| Your instructions |
Write out every entry exactly as it stands.

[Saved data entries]

╔══

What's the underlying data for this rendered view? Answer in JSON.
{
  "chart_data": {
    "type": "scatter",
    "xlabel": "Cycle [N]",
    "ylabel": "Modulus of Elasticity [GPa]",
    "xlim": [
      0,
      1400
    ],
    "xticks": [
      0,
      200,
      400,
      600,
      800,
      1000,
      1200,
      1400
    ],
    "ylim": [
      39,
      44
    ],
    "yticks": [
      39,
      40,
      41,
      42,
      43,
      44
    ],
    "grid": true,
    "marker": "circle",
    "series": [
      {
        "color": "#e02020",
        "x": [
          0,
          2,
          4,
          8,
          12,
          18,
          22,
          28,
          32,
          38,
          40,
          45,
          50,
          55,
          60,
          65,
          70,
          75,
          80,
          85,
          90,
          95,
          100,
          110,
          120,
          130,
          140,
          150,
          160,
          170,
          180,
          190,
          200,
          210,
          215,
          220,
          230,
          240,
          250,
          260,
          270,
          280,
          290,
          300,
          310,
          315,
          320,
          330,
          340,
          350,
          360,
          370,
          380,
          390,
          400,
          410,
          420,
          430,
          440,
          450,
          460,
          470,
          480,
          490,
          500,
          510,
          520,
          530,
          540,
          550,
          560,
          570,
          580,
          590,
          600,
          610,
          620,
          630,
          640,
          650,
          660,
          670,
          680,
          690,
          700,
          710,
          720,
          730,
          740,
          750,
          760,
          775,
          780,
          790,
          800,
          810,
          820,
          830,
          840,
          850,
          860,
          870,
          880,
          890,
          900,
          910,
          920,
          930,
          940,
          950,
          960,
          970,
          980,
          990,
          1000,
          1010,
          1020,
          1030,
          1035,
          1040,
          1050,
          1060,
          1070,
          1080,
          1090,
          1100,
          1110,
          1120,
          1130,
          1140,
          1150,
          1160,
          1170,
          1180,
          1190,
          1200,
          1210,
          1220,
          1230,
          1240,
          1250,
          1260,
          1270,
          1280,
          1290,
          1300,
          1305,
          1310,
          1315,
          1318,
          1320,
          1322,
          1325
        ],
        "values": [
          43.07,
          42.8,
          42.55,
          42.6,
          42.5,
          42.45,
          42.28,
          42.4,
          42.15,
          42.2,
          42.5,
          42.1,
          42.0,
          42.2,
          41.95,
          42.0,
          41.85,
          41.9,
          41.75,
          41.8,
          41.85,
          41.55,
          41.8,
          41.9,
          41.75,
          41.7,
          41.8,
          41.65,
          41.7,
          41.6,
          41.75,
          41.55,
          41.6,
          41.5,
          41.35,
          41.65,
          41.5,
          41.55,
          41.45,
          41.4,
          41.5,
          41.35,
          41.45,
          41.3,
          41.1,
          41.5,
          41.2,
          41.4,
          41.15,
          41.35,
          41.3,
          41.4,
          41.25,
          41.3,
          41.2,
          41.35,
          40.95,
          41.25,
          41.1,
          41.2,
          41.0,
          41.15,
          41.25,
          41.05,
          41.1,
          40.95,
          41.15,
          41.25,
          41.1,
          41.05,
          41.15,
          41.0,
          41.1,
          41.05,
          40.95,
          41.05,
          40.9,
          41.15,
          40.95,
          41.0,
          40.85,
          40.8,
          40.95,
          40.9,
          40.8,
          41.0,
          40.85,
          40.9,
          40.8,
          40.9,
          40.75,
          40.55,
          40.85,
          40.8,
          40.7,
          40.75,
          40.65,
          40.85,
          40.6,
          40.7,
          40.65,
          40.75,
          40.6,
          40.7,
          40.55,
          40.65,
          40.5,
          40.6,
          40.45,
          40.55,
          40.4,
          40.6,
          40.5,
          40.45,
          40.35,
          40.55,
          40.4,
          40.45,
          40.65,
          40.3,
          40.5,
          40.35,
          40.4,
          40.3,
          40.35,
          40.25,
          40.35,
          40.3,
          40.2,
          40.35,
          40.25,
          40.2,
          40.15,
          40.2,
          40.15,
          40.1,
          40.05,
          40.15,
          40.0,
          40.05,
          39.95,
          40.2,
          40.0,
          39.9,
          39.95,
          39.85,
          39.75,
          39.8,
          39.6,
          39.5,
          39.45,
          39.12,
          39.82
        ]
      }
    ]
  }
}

╚══

| Complete output |
What's the underlying data for this rendered view? Answer in JSON.
{
  "chart_data": {
    "type": "scatter",
    "xlabel": "Cycle [N]",
    "ylabel": "Modulus of Elasticity [GPa]",
    "xlim": [
      0,
      1400
    ],
    "xticks": [
      0,
      200,
      400,
      600,
      800,
      1000,
      1200,
      1400
    ],
    "ylim": [
      39,
      44
    ],
    "yticks": [
      39,
      40,
      41,
      42,
      43,
      44
    ],
    "grid": true,
    "marker": "circle",
    "series": [
      {
        "color": "#e02020",
        "x": [
          0,
          2,
          4,
          8,
          12,
          18,
          22,
          28,
          32,
          38,
          40,
          45,
          50,
          55,
          60,
          65,
          70,
          75,
          80,
          85,
          90,
          95,
          100,
          110,
          120,
          130,
          140,
          150,
          160,
          170,
          180,
          190,
          200,
          210,
          215,
          220,
          230,
          240,
          250,
          260,
          270,
          280,
          290,
          300,
          310,
          315,
          320,
          330,
          340,
          350,
          360,
          370,
          380,
          390,
          400,
          410,
          420,
          430,
          440,
          450,
          460,
          470,
          480,
          490,
          500,
          510,
          520,
          530,
          540,
          550,
          560,
          570,
          580,
          590,
          600,
          610,
          620,
          630,
          640,
          650,
          660,
          670,
          680,
          690,
          700,
          710,
          720,
          730,
          740,
          750,
          760,
          775,
          780,
          790,
          800,
          810,
          820,
          830,
          840,
          850,
          860,
          870,
          880,
          890,
          900,
          910,
          920,
          930,
          940,
          950,
          960,
          970,
          980,
          990,
          1000,
          1010,
          1020,
          1030,
          1035,
          1040,
          1050,
          1060,
          1070,
          1080,
          1090,
          1100,
          1110,
          1120,
          1130,
          1140,
          1150,
          1160,
          1170,
          1180,
          1190,
          1200,
          1210,
          1220,
          1230,
          1240,
          1250,
          1260,
          1270,
          1280,
          1290,
          1300,
          1305,
          1310,
          1315,
          1318,
          1320,
          1322,
          1325
        ],
        "values": [
          43.07,
          42.8,
          42.55,
          42.6,
          42.5,
          42.45,
          42.28,
          42.4,
          42.15,
          42.2,
          42.5,
          42.1,
          42.0,
          42.2,
          41.95,
          42.0,
          41.85,
          41.9,
          41.75,
          41.8,
          41.85,
          41.55,
          41.8,
          41.9,
          41.75,
          41.7,
          41.8,
          41.65,
          41.7,
          41.6,
          41.75,
          41.55,
          41.6,
          41.5,
          41.35,
          41.65,
          41.5,
          41.55,
          41.45,
          41.4,
          41.5,
          41.35,
          41.45,
          41.3,
          41.1,
          41.5,
          41.2,
          41.4,
          41.15,
          41.35,
          41.3,
          41.4,
          41.25,
          41.3,
          41.2,
          41.35,
          40.95,
          41.25,
          41.1,
          41.2,
          41.0,
          41.15,
          41.25,
          41.05,
          41.1,
          40.95,
          41.15,
          41.25,
          41.1,
          41.05,
          41.15,
          41.0,
          41.1,
          41.05,
          40.95,
          41.05,
          40.9,
          41.15,
          40.95,
          41.0,
          40.85,
          40.8,
          40.95,
          40.9,
          40.8,
          41.0,
          40.85,
          40.9,
          40.8,
          40.9,
          40.75,
          40.55,
          40.85,
          40.8,
          40.7,
          40.75,
          40.65,
          40.85,
          40.6,
          40.7,
          40.65,
          40.75,
          40.6,
          40.7,
          40.55,
          40.65,
          40.5,
          40.6,
          40.45,
          40.55,
          40.4,
          40.6,
          40.5,
          40.45,
          40.35,
          40.55,
          40.4,
          40.45,
          40.65,
          40.3,
          40.5,
          40.35,
          40.4,
          40.3,
          40.35,
          40.25,
          40.35,
          40.3,
          40.2,
          40.35,
          40.25,
          40.2,
          40.15,
          40.2,
          40.15,
          40.1,
          40.05,
          40.15,
          40.0,
          40.05,
          39.95,
          40.2,
          40.0,
          39.9,
          39.95,
          39.85,
          39.75,
          39.8,
          39.6,
          39.5,
          39.45,
          39.12,
          39.82
        ]
      }
    ]
  }
}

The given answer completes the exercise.